EXERCISE INPUT:
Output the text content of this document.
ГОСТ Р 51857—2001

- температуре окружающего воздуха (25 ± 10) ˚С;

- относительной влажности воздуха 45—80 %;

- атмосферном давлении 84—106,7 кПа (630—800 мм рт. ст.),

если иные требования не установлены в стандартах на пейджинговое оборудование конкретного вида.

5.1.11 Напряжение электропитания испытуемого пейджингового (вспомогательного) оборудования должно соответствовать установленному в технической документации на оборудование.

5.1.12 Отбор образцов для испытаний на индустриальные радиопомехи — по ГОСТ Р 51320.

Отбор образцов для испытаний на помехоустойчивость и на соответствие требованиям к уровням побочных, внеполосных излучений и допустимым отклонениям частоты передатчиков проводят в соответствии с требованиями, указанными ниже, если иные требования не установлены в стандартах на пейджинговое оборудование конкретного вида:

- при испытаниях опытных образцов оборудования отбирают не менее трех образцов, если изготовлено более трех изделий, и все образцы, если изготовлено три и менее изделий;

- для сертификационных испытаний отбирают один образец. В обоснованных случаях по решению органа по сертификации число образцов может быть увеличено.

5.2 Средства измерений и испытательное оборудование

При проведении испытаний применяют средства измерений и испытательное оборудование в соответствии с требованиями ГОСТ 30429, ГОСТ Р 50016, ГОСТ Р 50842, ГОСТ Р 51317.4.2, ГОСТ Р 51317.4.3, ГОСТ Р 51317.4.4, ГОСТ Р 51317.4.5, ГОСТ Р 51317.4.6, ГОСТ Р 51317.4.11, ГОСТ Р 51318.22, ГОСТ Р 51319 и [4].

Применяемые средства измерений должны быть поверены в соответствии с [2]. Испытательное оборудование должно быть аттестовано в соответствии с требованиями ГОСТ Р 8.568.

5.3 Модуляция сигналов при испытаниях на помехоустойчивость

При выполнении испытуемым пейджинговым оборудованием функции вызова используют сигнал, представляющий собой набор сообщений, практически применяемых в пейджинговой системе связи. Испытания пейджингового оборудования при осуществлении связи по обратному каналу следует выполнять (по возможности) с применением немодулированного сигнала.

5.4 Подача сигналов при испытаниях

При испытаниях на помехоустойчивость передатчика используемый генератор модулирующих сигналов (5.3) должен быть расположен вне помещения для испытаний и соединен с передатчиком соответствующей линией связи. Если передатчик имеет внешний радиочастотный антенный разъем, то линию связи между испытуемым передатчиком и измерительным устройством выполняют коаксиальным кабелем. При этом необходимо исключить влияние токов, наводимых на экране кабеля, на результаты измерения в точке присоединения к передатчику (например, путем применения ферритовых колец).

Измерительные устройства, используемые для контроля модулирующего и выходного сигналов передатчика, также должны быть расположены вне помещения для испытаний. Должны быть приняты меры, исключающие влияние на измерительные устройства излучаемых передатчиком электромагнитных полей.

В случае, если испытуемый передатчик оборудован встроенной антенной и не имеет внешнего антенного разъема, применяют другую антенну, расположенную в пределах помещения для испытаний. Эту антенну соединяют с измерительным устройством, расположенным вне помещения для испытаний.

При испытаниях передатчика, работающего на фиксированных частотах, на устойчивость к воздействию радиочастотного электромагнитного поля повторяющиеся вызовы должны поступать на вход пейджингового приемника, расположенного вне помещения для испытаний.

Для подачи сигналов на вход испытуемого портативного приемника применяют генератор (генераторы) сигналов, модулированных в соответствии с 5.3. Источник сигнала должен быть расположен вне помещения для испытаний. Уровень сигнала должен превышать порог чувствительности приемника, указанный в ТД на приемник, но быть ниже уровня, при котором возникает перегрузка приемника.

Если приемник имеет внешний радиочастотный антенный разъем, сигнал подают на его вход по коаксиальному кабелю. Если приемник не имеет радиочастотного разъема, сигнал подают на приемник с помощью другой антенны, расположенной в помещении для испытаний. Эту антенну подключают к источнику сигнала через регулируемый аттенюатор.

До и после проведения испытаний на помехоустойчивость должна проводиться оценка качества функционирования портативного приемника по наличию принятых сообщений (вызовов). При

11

YOUR GOAL:
Without leaving anything out, give the entries again exactly.

RESPONSE:
Output the text content of this document.
ГОСТ Р 51857—2001

- температуре окружающего воздуха (25 ± 10) ˚С;

- относительной влажности воздуха 45—80 %;

- атмосферном давлении 84—106,7 кПа (630—800 мм рт. ст.),

если иные требования не установлены в стандартах на пейджинговое оборудование конкретного вида.

5.1.11 Напряжение электропитания испытуемого пейджингового (вспомогательного) оборудования должно соответствовать установленному в технической документации на оборудование.

5.1.12 Отбор образцов для испытаний на индустриальные радиопомехи — по ГОСТ Р 51320.

Отбор образцов для испытаний на помехоустойчивость и на соответствие требованиям к уровням побочных, внеполосных излучений и допустимым отклонениям частоты передатчиков проводят в соответствии с требованиями, указанными ниже, если иные требования не установлены в стандартах на пейджинговое оборудование конкретного вида:

- при испытаниях опытных образцов оборудования отбирают не менее трех образцов, если изготовлено более трех изделий, и все образцы, если изготовлено три и менее изделий;

- для сертификационных испытаний отбирают один образец. В обоснованных случаях по решению органа по сертификации число образцов может быть увеличено.

5.2 Средства измерений и испытательное оборудование

При проведении испытаний применяют средства измерений и испытательное оборудование в соответствии с требованиями ГОСТ 30429, ГОСТ Р 50016, ГОСТ Р 50842, ГОСТ Р 51317.4.2, ГОСТ Р 51317.4.3, ГОСТ Р 51317.4.4, ГОСТ Р 51317.4.5, ГОСТ Р 51317.4.6, ГОСТ Р 51317.4.11, ГОСТ Р 51318.22, ГОСТ Р 51319 и [4].

Применяемые средства измерений должны быть поверены в соответствии с [2]. Испытательное оборудование должно быть аттестовано в соответствии с требованиями ГОСТ Р 8.568.

5.3 Модуляция сигналов при испытаниях на помехоустойчивость

При выполнении испытуемым пейджинговым оборудованием функции вызова используют сигнал, представляющий собой набор сообщений, практически применяемых в пейджинговой системе связи. Испытания пейджингового оборудования при осуществлении связи по обратному каналу следует выполнять (по возможности) с применением немодулированного сигнала.

5.4 Подача сигналов при испытаниях

При испытаниях на помехоустойчивость передатчика используемый генератор модулирующих сигналов (5.3) должен быть расположен вне помещения для испытаний и соединен с передатчиком соответствующей линией связи. Если передатчик имеет внешний радиочастотный антенный разъем, то линию связи между испытуемым передатчиком и измерительным устройством выполняют коаксиальным кабелем. При этом необходимо исключить влияние токов, наводимых на экране кабеля, на результаты измерения в точке присоединения к передатчику (например, путем применения ферритовых колец).

Измерительные устройства, используемые для контроля модулирующего и выходного сигналов передатчика, также должны быть расположены вне помещения для испытаний. Должны быть приняты меры, исключающие влияние на измерительные устройства излучаемых передатчиком электромагнитных полей.

В случае, если испытуемый передатчик оборудован встроенной антенной и не имеет внешнего антенного разъема, применяют другую антенну, расположенную в пределах помещения для испытаний. Эту антенну соединяют с измерительным устройством, расположенным вне помещения для испытаний.

При испытаниях передатчика, работающего на фиксированных частотах, на устойчивость к воздействию радиочастотного электромагнитного поля повторяющиеся вызовы должны поступать на вход пейджингового приемника, расположенного вне помещения для испытаний.

Для подачи сигналов на вход испытуемого портативного приемника применяют генератор (генераторы) сигналов, модулированных в соответствии с 5.3. Источник сигнала должен быть расположен вне помещения для испытаний. Уровень сигнала должен превышать порог чувствительности приемника, указанный в ТД на приемник, но быть ниже уровня, при котором возникает перегрузка приемника.

Если приемник имеет внешний радиочастотный антенный разъем, сигнал подают на его вход по коаксиальному кабелю. Если приемник не имеет радиочастотного разъема, сигнал подают на приемник с помощью другой антенны, расположенной в помещении для испытаний. Эту антенну подключают к источнику сигнала через регулируемый аттенюатор.

До и после проведения испытаний на помехоустойчивость должна проводиться оценка качества функционирования портативного приемника по наличию принятых сообщений (вызовов). При

11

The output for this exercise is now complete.